**GOAL OF THE EXERCISE:** Retype the data below without altering anything.

**GIVEN RECORDS:**
※ ※ ※
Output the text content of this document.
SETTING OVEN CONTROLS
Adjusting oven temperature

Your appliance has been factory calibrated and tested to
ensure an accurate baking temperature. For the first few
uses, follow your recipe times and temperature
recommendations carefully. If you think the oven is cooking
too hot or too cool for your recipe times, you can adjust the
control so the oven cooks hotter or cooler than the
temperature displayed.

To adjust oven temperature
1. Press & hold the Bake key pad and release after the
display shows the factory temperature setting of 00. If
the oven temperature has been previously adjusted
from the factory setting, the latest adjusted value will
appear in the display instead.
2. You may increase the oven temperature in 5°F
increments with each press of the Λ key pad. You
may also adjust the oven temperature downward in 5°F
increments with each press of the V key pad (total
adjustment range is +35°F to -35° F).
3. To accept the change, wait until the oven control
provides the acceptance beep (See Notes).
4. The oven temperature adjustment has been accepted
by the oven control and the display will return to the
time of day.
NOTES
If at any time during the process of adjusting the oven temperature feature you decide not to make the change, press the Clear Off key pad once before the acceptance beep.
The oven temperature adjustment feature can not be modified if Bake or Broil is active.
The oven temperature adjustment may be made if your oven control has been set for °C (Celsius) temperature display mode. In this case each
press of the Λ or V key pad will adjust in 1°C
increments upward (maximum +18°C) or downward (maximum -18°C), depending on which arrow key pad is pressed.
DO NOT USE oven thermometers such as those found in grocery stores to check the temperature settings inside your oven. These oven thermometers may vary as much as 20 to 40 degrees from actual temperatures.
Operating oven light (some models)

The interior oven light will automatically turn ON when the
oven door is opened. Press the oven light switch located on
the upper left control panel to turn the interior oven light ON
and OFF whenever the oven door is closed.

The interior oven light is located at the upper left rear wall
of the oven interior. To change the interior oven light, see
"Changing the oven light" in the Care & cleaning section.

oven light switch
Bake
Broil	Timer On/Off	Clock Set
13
※ ※ ※
**THE REPLY:**
Output the text content of this document.
SETTING OVEN CONTROLS
Adjusting oven temperature

Your appliance has been factory calibrated and tested to
ensure an accurate baking temperature. For the first few
uses, follow your recipe times and temperature
recommendations carefully. If you think the oven is cooking
too hot or too cool for your recipe times, you can adjust the
control so the oven cooks hotter or cooler than the
temperature displayed.

To adjust oven temperature
1. Press & hold the Bake key pad and release after the
display shows the factory temperature setting of 00. If
the oven temperature has been previously adjusted
from the factory setting, the latest adjusted value will
appear in the display instead.
2. You may increase the oven temperature in 5°F
increments with each press of the Λ key pad. You
may also adjust the oven temperature downward in 5°F
increments with each press of the V key pad (total
adjustment range is +35°F to -35° F).
3. To accept the change, wait until the oven control
provides the acceptance beep (See Notes).
4. The oven temperature adjustment has been accepted
by the oven control and the display will return to the
time of day.
NOTES
If at any time during the process of adjusting the oven temperature feature you decide not to make the change, press the Clear Off key pad once before the acceptance beep.
The oven temperature adjustment feature can not be modified if Bake or Broil is active.
The oven temperature adjustment may be made if your oven control has been set for °C (Celsius) temperature display mode. In this case each
press of the Λ or V key pad will adjust in 1°C
increments upward (maximum +18°C) or downward (maximum -18°C), depending on which arrow key pad is pressed.
DO NOT USE oven thermometers such as those found in grocery stores to check the temperature settings inside your oven. These oven thermometers may vary as much as 20 to 40 degrees from actual temperatures.
Operating oven light (some models)

The interior oven light will automatically turn ON when the
oven door is opened. Press the oven light switch located on
the upper left control panel to turn the interior oven light ON
and OFF whenever the oven door is closed.

The interior oven light is located at the upper left rear wall
of the oven interior. To change the interior oven light, see
"Changing the oven light" in the Care & cleaning section.

oven light switch
Bake
Broil	Timer On/Off	Clock Set
13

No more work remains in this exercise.